+++ THE RECORDS +++

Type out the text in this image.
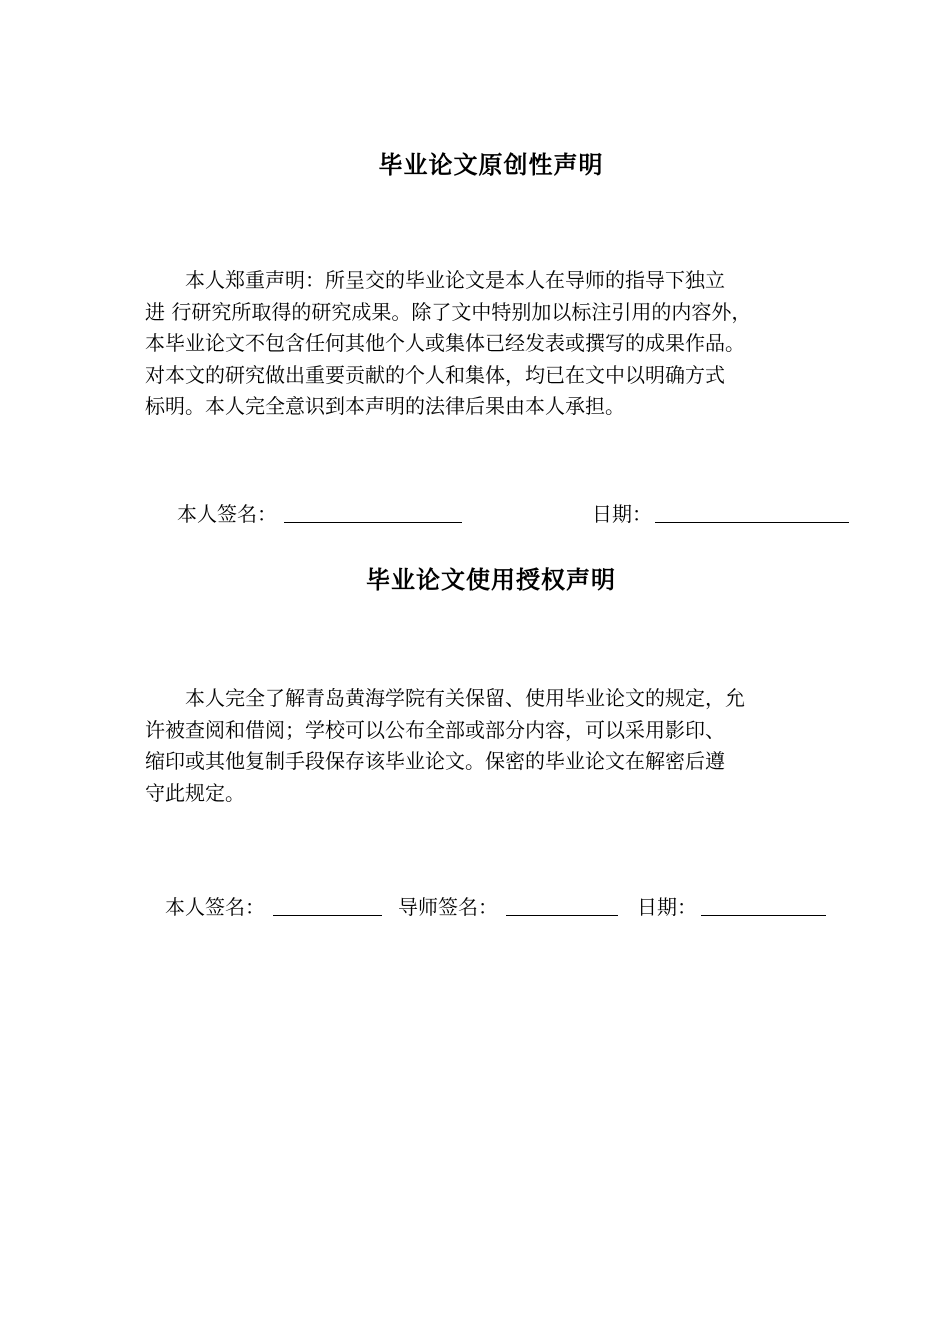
毕业论文原创性声明
　　本人郑重声明：所呈交的毕业论文是本人在导师的指导下独立
进 行研究所取得的研究成果。除了文中特别加以标注引用的内容外，
本毕业论文不包含任何其他个人或集体已经发表或撰写的成果作品。
对本文的研究做出重要贡献的个人和集体，均已在文中以明确方式
标明。本人完全意识到本声明的法律后果由本人承担。
本人签名：	日期：
毕业论文使用授权声明
　　本人完全了解青岛黄海学院有关保留、使用毕业论文的规定，允
许被查阅和借阅；学校可以公布全部或部分内容，可以采用影印、
缩印或其他复制手段保存该毕业论文。保密的毕业论文在解密后遵
守此规定。
本人签名：	导师签名：	日期：
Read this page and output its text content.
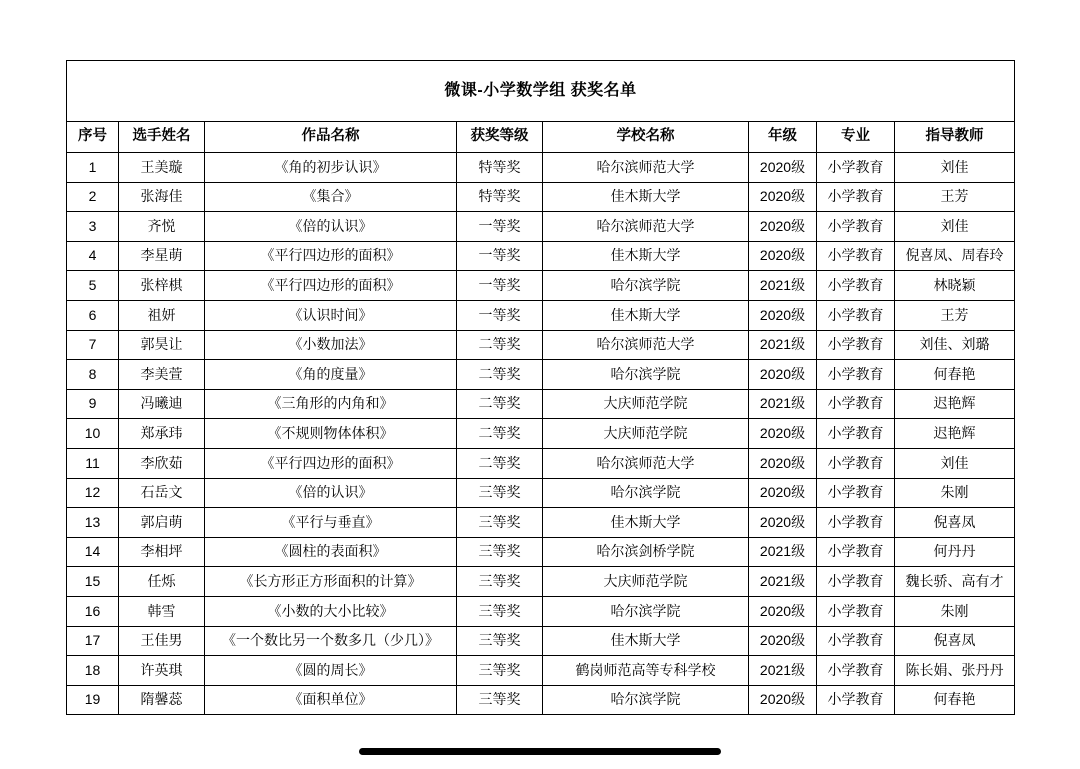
微课-小学数学组 获奖名单							
序号	选手姓名	作品名称	获奖等级	学校名称	年级	专业	指导教师
1	王美璇	《角的初步认识》	特等奖	哈尔滨师范大学	2020级	小学教育	刘佳
2	张海佳	《集合》	特等奖	佳木斯大学	2020级	小学教育	王芳
3	齐悦	《倍的认识》	一等奖	哈尔滨师范大学	2020级	小学教育	刘佳
4	李星萌	《平行四边形的面积》	一等奖	佳木斯大学	2020级	小学教育	倪喜凤、周春玲
5	张梓棋	《平行四边形的面积》	一等奖	哈尔滨学院	2021级	小学教育	林晓颖
6	祖妍	《认识时间》	一等奖	佳木斯大学	2020级	小学教育	王芳
7	郭昊让	《小数加法》	二等奖	哈尔滨师范大学	2021级	小学教育	刘佳、刘璐
8	李美萱	《角的度量》	二等奖	哈尔滨学院	2020级	小学教育	何春艳
9	冯曦迪	《三角形的内角和》	二等奖	大庆师范学院	2021级	小学教育	迟艳辉
10	郑承玮	《不规则物体体积》	二等奖	大庆师范学院	2020级	小学教育	迟艳辉
11	李欣茹	《平行四边形的面积》	二等奖	哈尔滨师范大学	2020级	小学教育	刘佳
12	石岳文	《倍的认识》	三等奖	哈尔滨学院	2020级	小学教育	朱刚
13	郭启萌	《平行与垂直》	三等奖	佳木斯大学	2020级	小学教育	倪喜凤
14	李相坪	《圆柱的表面积》	三等奖	哈尔滨剑桥学院	2021级	小学教育	何丹丹
15	任烁	《长方形正方形面积的计算》	三等奖	大庆师范学院	2021级	小学教育	魏长骄、高有才
16	韩雪	《小数的大小比较》	三等奖	哈尔滨学院	2020级	小学教育	朱刚
17	王佳男	《一个数比另一个数多几（少几）》	三等奖	佳木斯大学	2020级	小学教育	倪喜凤
18	许英琪	《圆的周长》	三等奖	鹤岗师范高等专科学校	2021级	小学教育	陈长娟、张丹丹
19	隋馨蕊	《面积单位》	三等奖	哈尔滨学院	2020级	小学教育	何春艳
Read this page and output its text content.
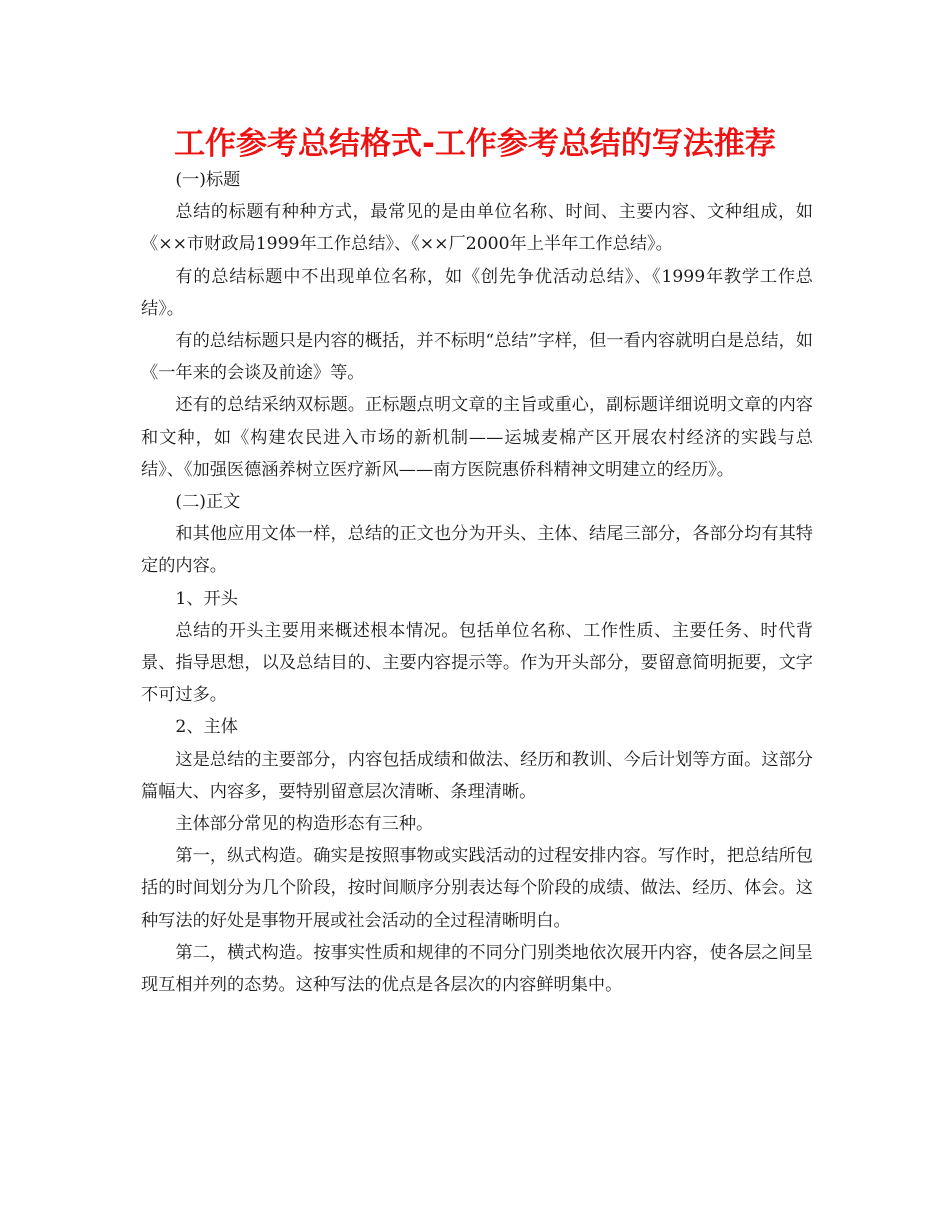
工作参考总结格式-工作参考总结的写法推荐

(一)标题

总结的标题有种种方式，最常见的是由单位名称、时间、主要内容、文种组成，如《××市财政局1999年工作总结》、《××厂2000年上半年工作总结》。

有的总结标题中不出现单位名称，如《创先争优活动总结》、《1999年教学工作总结》。

有的总结标题只是内容的概括，并不标明“总结”字样，但一看内容就明白是总结，如《一年来的会谈及前途》等。

还有的总结采纳双标题。正标题点明文章的主旨或重心，副标题详细说明文章的内容和文种，如《构建农民进入市场的新机制——运城麦棉产区开展农村经济的实践与总结》、《加强医德涵养树立医疗新风——南方医院惠侨科精神文明建立的经历》。

(二)正文

和其他应用文体一样，总结的正文也分为开头、主体、结尾三部分，各部分均有其特定的内容。

1、开头

总结的开头主要用来概述根本情况。包括单位名称、工作性质、主要任务、时代背景、指导思想，以及总结目的、主要内容提示等。作为开头部分，要留意简明扼要，文字不可过多。

2、主体

这是总结的主要部分，内容包括成绩和做法、经历和教训、今后计划等方面。这部分篇幅大、内容多，要特别留意层次清晰、条理清晰。

主体部分常见的构造形态有三种。

第一，纵式构造。确实是按照事物或实践活动的过程安排内容。写作时，把总结所包括的时间划分为几个阶段，按时间顺序分别表达每个阶段的成绩、做法、经历、体会。这种写法的好处是事物开展或社会活动的全过程清晰明白。

第二，横式构造。按事实性质和规律的不同分门别类地依次展开内容，使各层之间呈现互相并列的态势。这种写法的优点是各层次的内容鲜明集中。
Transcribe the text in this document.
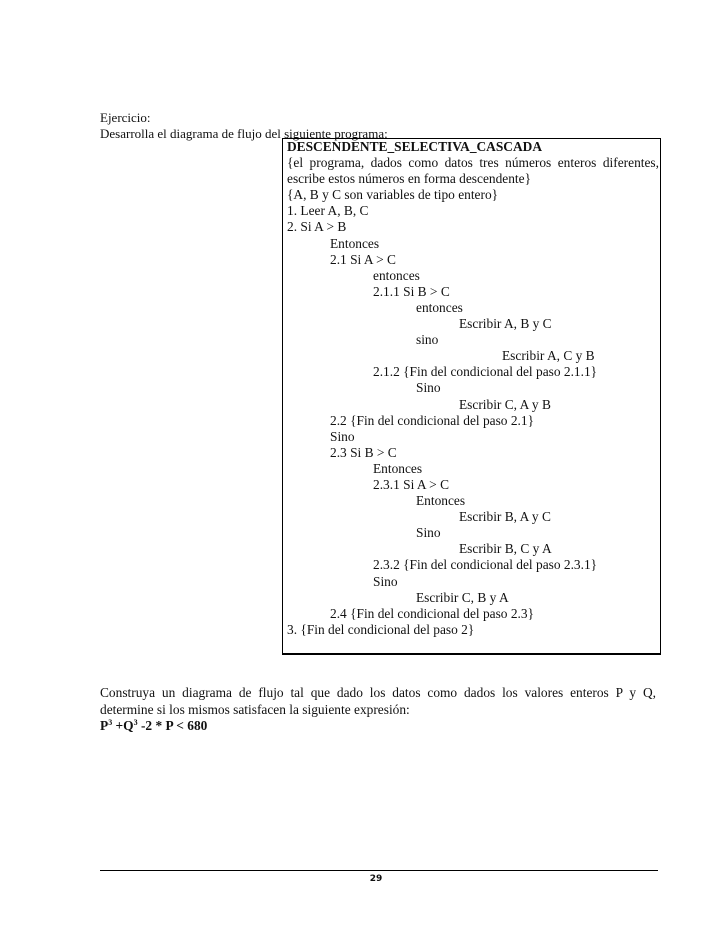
Ejercicio:
Desarrolla el diagrama de flujo del siguiente programa:
DESCENDENTE_SELECTIVA_CASCADA
{el programa, dados como datos tres números enteros diferentes,
escribe estos números en forma descendente}
{A, B y C son variables de tipo entero}
1. Leer A, B, C
2. Si A > B
Entonces
2.1 Si A > C
entonces
2.1.1 Si B > C
entonces
Escribir A, B y C
sino
Escribir A, C y B
2.1.2 {Fin del condicional del paso 2.1.1}
Sino
Escribir C, A y B
2.2 {Fin del condicional del paso 2.1}
Sino
2.3 Si B > C
Entonces
2.3.1 Si A > C
Entonces
Escribir B, A y C
Sino
Escribir B, C y A
2.3.2 {Fin del condicional del paso 2.3.1}
Sino
Escribir C, B y A
2.4 {Fin del condicional del paso 2.3}
3. {Fin del condicional del paso 2}
Construya un diagrama de flujo tal que dado los datos como dados los valores enteros P y Q,
determine si los mismos satisfacen la siguiente expresión:
$P^3 +Q^3$ -2 * P < 680
29
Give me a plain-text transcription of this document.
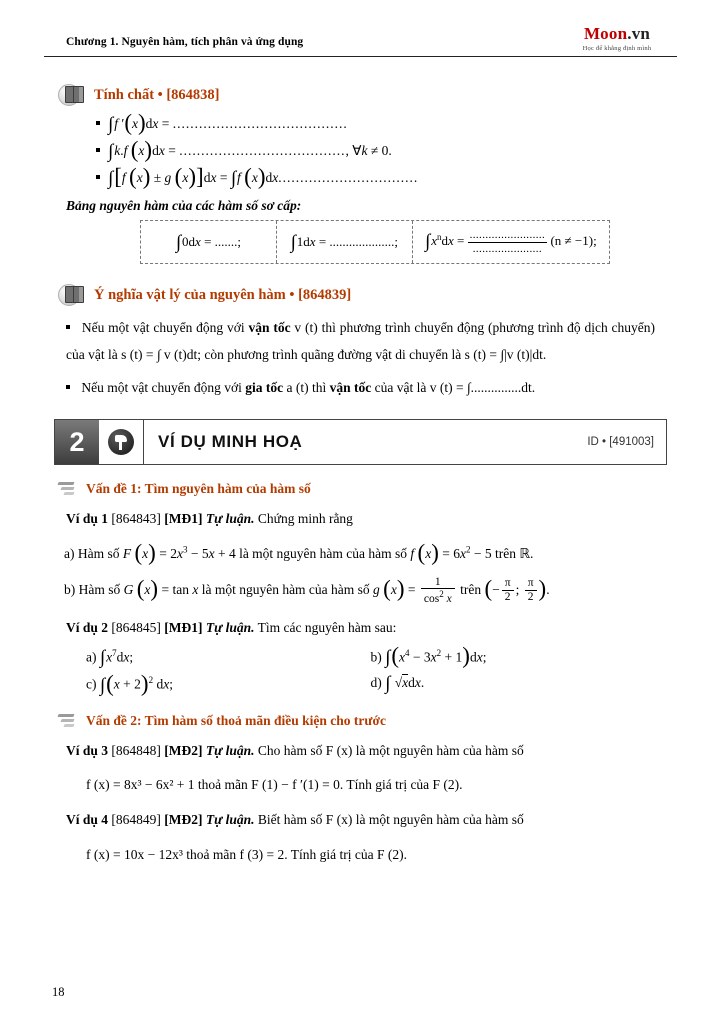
Chương 1. Nguyên hàm, tích phân và ứng dụng	Moon.vn
Học để khẳng định mình
Tính chất • [864838]
∫f ′(x)dx = ........................................
∫k.f (x)dx = ......................................, ∀k ≠ 0.
∫[f (x) ± g (x)]dx = ∫f (x)dx................................
Bảng nguyên hàm của các hàm số sơ cấp:
∫0dx = .......;	∫1dx = ....................; $\int x^ndx = \frac{........................}{......................} (n \ne -1)$;
Ý nghĩa vật lý của nguyên hàm • [864839]
Nếu một vật chuyển động với vận tốc v (t) thì phương trình chuyển động (phương trình độ dịch chuyển) của vật là s (t) = ∫ v (t)dt; còn phương trình quãng đường vật di chuyển là s (t) = ∫|v (t)|dt.
Nếu một vật chuyển động với gia tốc a (t) thì vận tốc của vật là v (t) = ∫...............dt.
2	VÍ DỤ MINH HOẠ	ID • [491003]
Vấn đề 1: Tìm nguyên hàm của hàm số
Ví dụ 1 [864843] [MĐ1] Tự luận. Chứng minh rằng
a) Hàm số F $(x) = 2x^3 - 5x + 4$ là một nguyên hàm của hàm số f $(x) = 6x^2 - 5$ trên ℝ.
b) Hàm số G (x) = tan x là một nguyên hàm của hàm số g $(x) = \frac{1}{\cos^2 x}$ trên (− $\frac{\pi}{2}$ ; $\frac{\pi}{2}$ ).
Ví dụ 2 [864845] [MĐ1] Tự luận. Tìm các nguyên hàm sau:
a) $\int x^7dx$;	b) $\int(x^4 - 3x^2 + 1)dx$;
c) $\int(x + 2)^2$ dx;	d) ∫ √xdx.
Vấn đề 2: Tìm hàm số thoả mãn điều kiện cho trước
Ví dụ 3 [864848] [MĐ2] Tự luận. Cho hàm số F (x) là một nguyên hàm của hàm số
f (x) = 8x³ − 6x² + 1 thoả mãn F (1) − f ′(1) = 0. Tính giá trị của F (2).
Ví dụ 4 [864849] [MĐ2] Tự luận. Biết hàm số F (x) là một nguyên hàm của hàm số
f (x) = 10x − 12x³ thoả mãn f (3) = 2. Tính giá trị của F (2).
18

+++

-- WORK TO COMPLETE --
In the entries above, find every line holding the word "哈尔滨学院" and copy it out.

-- RESPONSE --
5	张梓棋	《平行四边形的面积》	一等奖	哈尔滨学院	2021级	小学教育	林晓颖
8	李美萱	《角的度量》	二等奖	哈尔滨学院	2020级	小学教育	何春艳
12	石岳文	《倍的认识》	三等奖	哈尔滨学院	2020级	小学教育	朱刚
16	韩雪	《小数的大小比较》	三等奖	哈尔滨学院	2020级	小学教育	朱刚
19	隋馨蕊	《面积单位》	三等奖	哈尔滨学院	2020级	小学教育	何春艳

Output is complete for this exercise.